[Data records]
━━━━━━━━

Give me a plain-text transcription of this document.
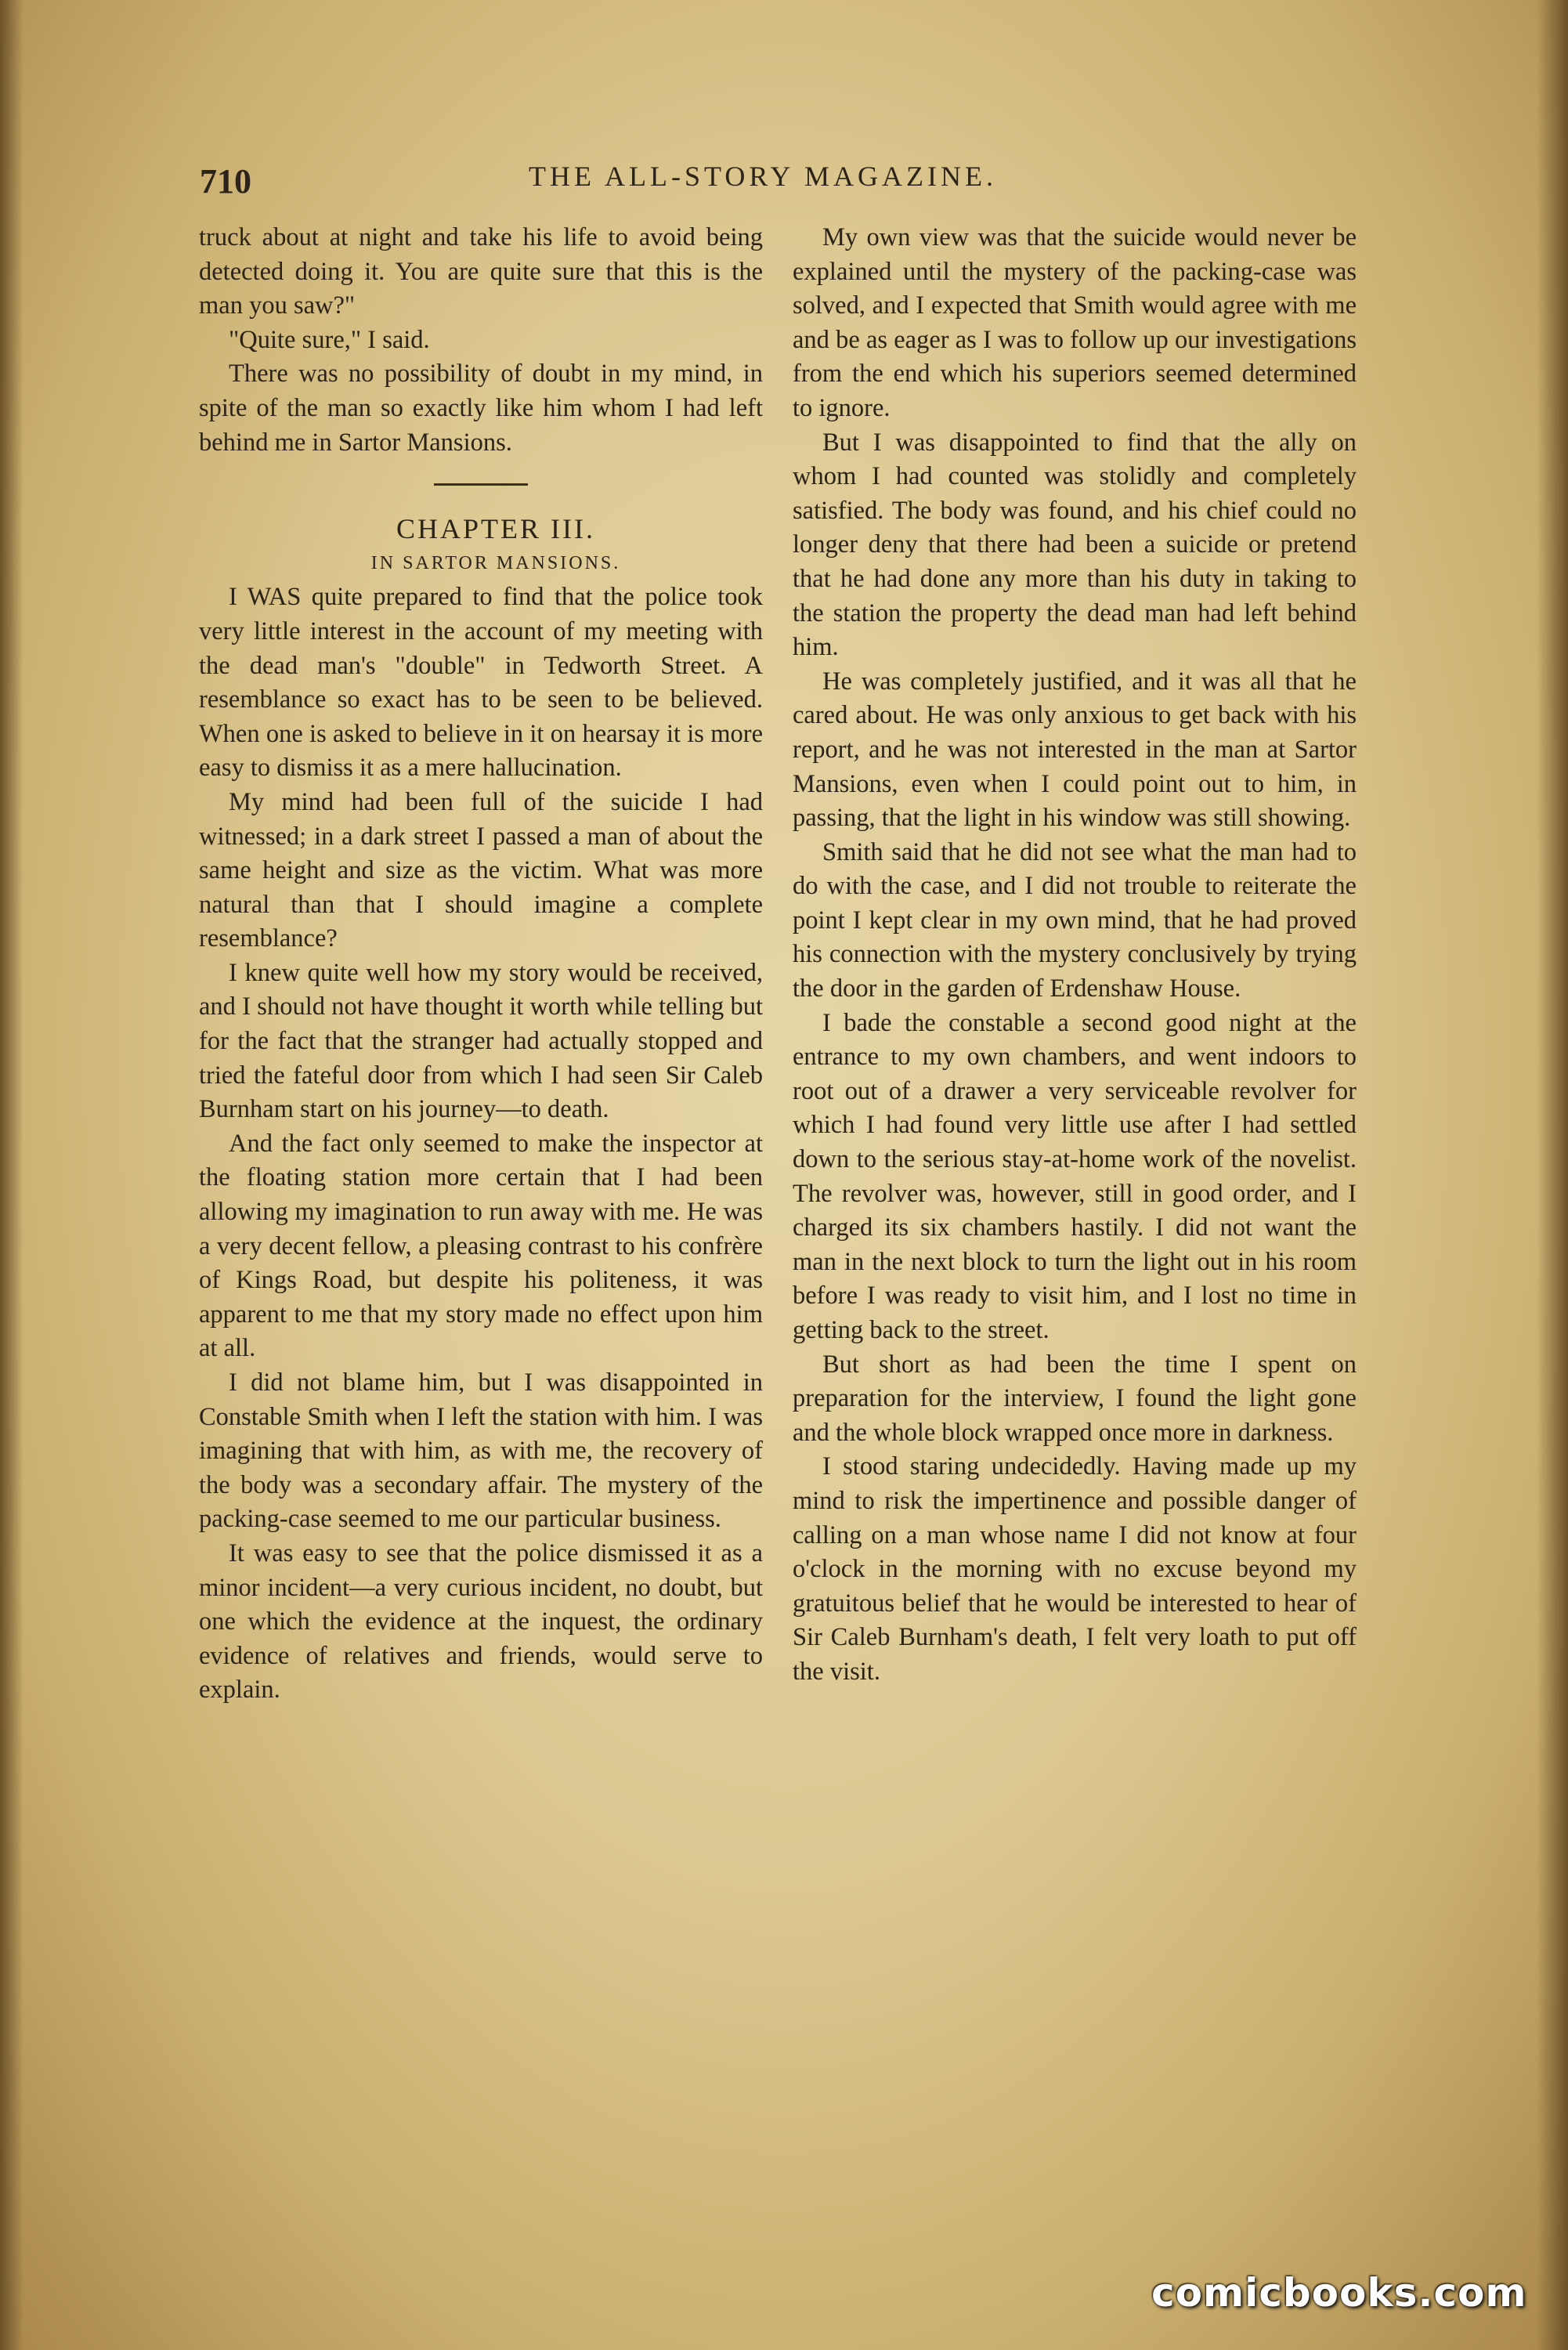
710	THE ALL-STORY MAGAZINE.

truck about at night and take his life to avoid being detected doing it. You are quite sure that this is the man you saw?"

"Quite sure," I said.

There was no possibility of doubt in my mind, in spite of the man so exactly like him whom I had left behind me in Sartor Mansions.

CHAPTER III.

IN SARTOR MANSIONS.

I WAS quite prepared to find that the police took very little interest in the account of my meeting with the dead man's "double" in Tedworth Street. A resemblance so exact has to be seen to be believed. When one is asked to believe in it on hearsay it is more easy to dismiss it as a mere hallucination.

My mind had been full of the suicide I had witnessed; in a dark street I passed a man of about the same height and size as the victim. What was more natural than that I should imagine a complete resemblance?

I knew quite well how my story would be received, and I should not have thought it worth while telling but for the fact that the stranger had actually stopped and tried the fateful door from which I had seen Sir Caleb Burnham start on his journey—to death.

And the fact only seemed to make the inspector at the floating station more certain that I had been allowing my imagination to run away with me. He was a very decent fellow, a pleasing contrast to his confrère of Kings Road, but despite his politeness, it was apparent to me that my story made no effect upon him at all.

I did not blame him, but I was disappointed in Constable Smith when I left the station with him. I was imagining that with him, as with me, the recovery of the body was a secondary affair. The mystery of the packing-case seemed to me our particular business.

It was easy to see that the police dismissed it as a minor incident—a very curious incident, no doubt, but one which the evidence at the inquest, the ordinary evidence of relatives and friends, would serve to explain.

My own view was that the suicide would never be explained until the mystery of the packing-case was solved, and I expected that Smith would agree with me and be as eager as I was to follow up our investigations from the end which his superiors seemed determined to ignore.

But I was disappointed to find that the ally on whom I had counted was stolidly and completely satisfied. The body was found, and his chief could no longer deny that there had been a suicide or pretend that he had done any more than his duty in taking to the station the property the dead man had left behind him.

He was completely justified, and it was all that he cared about. He was only anxious to get back with his report, and he was not interested in the man at Sartor Mansions, even when I could point out to him, in passing, that the light in his window was still showing.

Smith said that he did not see what the man had to do with the case, and I did not trouble to reiterate the point I kept clear in my own mind, that he had proved his connection with the mystery conclusively by trying the door in the garden of Erdenshaw House.

I bade the constable a second good night at the entrance to my own chambers, and went indoors to root out of a drawer a very serviceable revolver for which I had found very little use after I had settled down to the serious stay-at-home work of the novelist. The revolver was, however, still in good order, and I charged its six chambers hastily. I did not want the man in the next block to turn the light out in his room before I was ready to visit him, and I lost no time in getting back to the street.

But short as had been the time I spent on preparation for the interview, I found the light gone and the whole block wrapped once more in darkness.

I stood staring undecidedly. Having made up my mind to risk the impertinence and possible danger of calling on a man whose name I did not know at four o'clock in the morning with no excuse beyond my gratuitous belief that he would be interested to hear of Sir Caleb Burnham's death, I felt very loath to put off the visit.

comicbooks.com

━━━━━━━━

Repeat the records above verbatim, with no pictures in the result.

Give me a plain-text transcription of this document.
710	THE ALL-STORY MAGAZINE.

truck about at night and take his life to avoid being detected doing it. You are quite sure that this is the man you saw?"

"Quite sure," I said.

There was no possibility of doubt in my mind, in spite of the man so exactly like him whom I had left behind me in Sartor Mansions.

CHAPTER III.

IN SARTOR MANSIONS.

I WAS quite prepared to find that the police took very little interest in the account of my meeting with the dead man's "double" in Tedworth Street. A resemblance so exact has to be seen to be believed. When one is asked to believe in it on hearsay it is more easy to dismiss it as a mere hallucination.

My mind had been full of the suicide I had witnessed; in a dark street I passed a man of about the same height and size as the victim. What was more natural than that I should imagine a complete resemblance?

I knew quite well how my story would be received, and I should not have thought it worth while telling but for the fact that the stranger had actually stopped and tried the fateful door from which I had seen Sir Caleb Burnham start on his journey—to death.

And the fact only seemed to make the inspector at the floating station more certain that I had been allowing my imagination to run away with me. He was a very decent fellow, a pleasing contrast to his confrère of Kings Road, but despite his politeness, it was apparent to me that my story made no effect upon him at all.

I did not blame him, but I was disappointed in Constable Smith when I left the station with him. I was imagining that with him, as with me, the recovery of the body was a secondary affair. The mystery of the packing-case seemed to me our particular business.

It was easy to see that the police dismissed it as a minor incident—a very curious incident, no doubt, but one which the evidence at the inquest, the ordinary evidence of relatives and friends, would serve to explain.

My own view was that the suicide would never be explained until the mystery of the packing-case was solved, and I expected that Smith would agree with me and be as eager as I was to follow up our investigations from the end which his superiors seemed determined to ignore.

But I was disappointed to find that the ally on whom I had counted was stolidly and completely satisfied. The body was found, and his chief could no longer deny that there had been a suicide or pretend that he had done any more than his duty in taking to the station the property the dead man had left behind him.

He was completely justified, and it was all that he cared about. He was only anxious to get back with his report, and he was not interested in the man at Sartor Mansions, even when I could point out to him, in passing, that the light in his window was still showing.

Smith said that he did not see what the man had to do with the case, and I did not trouble to reiterate the point I kept clear in my own mind, that he had proved his connection with the mystery conclusively by trying the door in the garden of Erdenshaw House.

I bade the constable a second good night at the entrance to my own chambers, and went indoors to root out of a drawer a very serviceable revolver for which I had found very little use after I had settled down to the serious stay-at-home work of the novelist. The revolver was, however, still in good order, and I charged its six chambers hastily. I did not want the man in the next block to turn the light out in his room before I was ready to visit him, and I lost no time in getting back to the street.

But short as had been the time I spent on preparation for the interview, I found the light gone and the whole block wrapped once more in darkness.

I stood staring undecidedly. Having made up my mind to risk the impertinence and possible danger of calling on a man whose name I did not know at four o'clock in the morning with no excuse beyond my gratuitous belief that he would be interested to hear of Sir Caleb Burnham's death, I felt very loath to put off the visit.

comicbooks.com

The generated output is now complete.